Reprint every entry, character for character.

━━━

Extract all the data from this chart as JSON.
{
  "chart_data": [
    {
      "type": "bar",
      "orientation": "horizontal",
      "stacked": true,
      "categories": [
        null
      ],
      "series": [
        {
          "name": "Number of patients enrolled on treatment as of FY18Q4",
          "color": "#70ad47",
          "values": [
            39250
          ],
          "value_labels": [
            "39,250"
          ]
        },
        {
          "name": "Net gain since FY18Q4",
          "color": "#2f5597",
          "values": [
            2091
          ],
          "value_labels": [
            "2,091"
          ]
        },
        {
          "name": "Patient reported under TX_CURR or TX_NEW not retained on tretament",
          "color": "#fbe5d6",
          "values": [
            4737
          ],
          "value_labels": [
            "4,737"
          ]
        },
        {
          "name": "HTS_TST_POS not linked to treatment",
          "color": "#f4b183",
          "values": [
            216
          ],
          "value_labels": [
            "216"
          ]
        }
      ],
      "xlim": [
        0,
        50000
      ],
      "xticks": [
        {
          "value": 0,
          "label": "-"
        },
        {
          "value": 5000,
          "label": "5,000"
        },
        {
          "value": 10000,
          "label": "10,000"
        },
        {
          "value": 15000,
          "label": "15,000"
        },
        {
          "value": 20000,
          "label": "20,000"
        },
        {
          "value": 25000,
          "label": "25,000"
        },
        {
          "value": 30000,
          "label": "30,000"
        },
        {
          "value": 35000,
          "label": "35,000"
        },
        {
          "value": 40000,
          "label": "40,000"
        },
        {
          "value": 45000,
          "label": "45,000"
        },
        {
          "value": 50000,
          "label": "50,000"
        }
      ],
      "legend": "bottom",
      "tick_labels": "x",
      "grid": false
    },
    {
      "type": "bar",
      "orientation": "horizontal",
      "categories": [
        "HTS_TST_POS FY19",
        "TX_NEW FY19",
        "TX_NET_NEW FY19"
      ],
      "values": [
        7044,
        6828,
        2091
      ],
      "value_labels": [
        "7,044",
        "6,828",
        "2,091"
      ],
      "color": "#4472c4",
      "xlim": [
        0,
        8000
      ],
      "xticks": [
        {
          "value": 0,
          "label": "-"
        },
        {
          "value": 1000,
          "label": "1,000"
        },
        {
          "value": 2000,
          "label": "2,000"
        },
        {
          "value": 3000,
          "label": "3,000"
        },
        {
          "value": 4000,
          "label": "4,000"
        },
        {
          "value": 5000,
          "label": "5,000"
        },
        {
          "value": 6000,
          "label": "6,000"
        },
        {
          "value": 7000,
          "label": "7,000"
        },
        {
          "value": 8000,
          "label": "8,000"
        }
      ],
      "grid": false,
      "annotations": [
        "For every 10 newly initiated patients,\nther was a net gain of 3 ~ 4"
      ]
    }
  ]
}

━━━

▶ [RESPONSE TO THIS TASK]
Extract all the data from this chart as JSON.
{
  "chart_data": [
    {
      "type": "bar",
      "orientation": "horizontal",
      "stacked": true,
      "categories": [
        null
      ],
      "series": [
        {
          "name": "Number of patients enrolled on treatment as of FY18Q4",
          "color": "#70ad47",
          "values": [
            39250
          ],
          "value_labels": [
            "39,250"
          ]
        },
        {
          "name": "Net gain since FY18Q4",
          "color": "#2f5597",
          "values": [
            2091
          ],
          "value_labels": [
            "2,091"
          ]
        },
        {
          "name": "Patient reported under TX_CURR or TX_NEW not retained on tretament",
          "color": "#fbe5d6",
          "values": [
            4737
          ],
          "value_labels": [
            "4,737"
          ]
        },
        {
          "name": "HTS_TST_POS not linked to treatment",
          "color": "#f4b183",
          "values": [
            216
          ],
          "value_labels": [
            "216"
          ]
        }
      ],
      "xlim": [
        0,
        50000
      ],
      "xticks": [
        {
          "value": 0,
          "label": "-"
        },
        {
          "value": 5000,
          "label": "5,000"
        },
        {
          "value": 10000,
          "label": "10,000"
        },
        {
          "value": 15000,
          "label": "15,000"
        },
        {
          "value": 20000,
          "label": "20,000"
        },
        {
          "value": 25000,
          "label": "25,000"
        },
        {
          "value": 30000,
          "label": "30,000"
        },
        {
          "value": 35000,
          "label": "35,000"
        },
        {
          "value": 40000,
          "label": "40,000"
        },
        {
          "value": 45000,
          "label": "45,000"
        },
        {
          "value": 50000,
          "label": "50,000"
        }
      ],
      "legend": "bottom",
      "tick_labels": "x",
      "grid": false
    },
    {
      "type": "bar",
      "orientation": "horizontal",
      "categories": [
        "HTS_TST_POS FY19",
        "TX_NEW FY19",
        "TX_NET_NEW FY19"
      ],
      "values": [
        7044,
        6828,
        2091
      ],
      "value_labels": [
        "7,044",
        "6,828",
        "2,091"
      ],
      "color": "#4472c4",
      "xlim": [
        0,
        8000
      ],
      "xticks": [
        {
          "value": 0,
          "label": "-"
        },
        {
          "value": 1000,
          "label": "1,000"
        },
        {
          "value": 2000,
          "label": "2,000"
        },
        {
          "value": 3000,
          "label": "3,000"
        },
        {
          "value": 4000,
          "label": "4,000"
        },
        {
          "value": 5000,
          "label": "5,000"
        },
        {
          "value": 6000,
          "label": "6,000"
        },
        {
          "value": 7000,
          "label": "7,000"
        },
        {
          "value": 8000,
          "label": "8,000"
        }
      ],
      "grid": false,
      "annotations": [
        "For every 10 newly initiated patients,\nther was a net gain of 3 ~ 4"
      ]
    }
  ]
}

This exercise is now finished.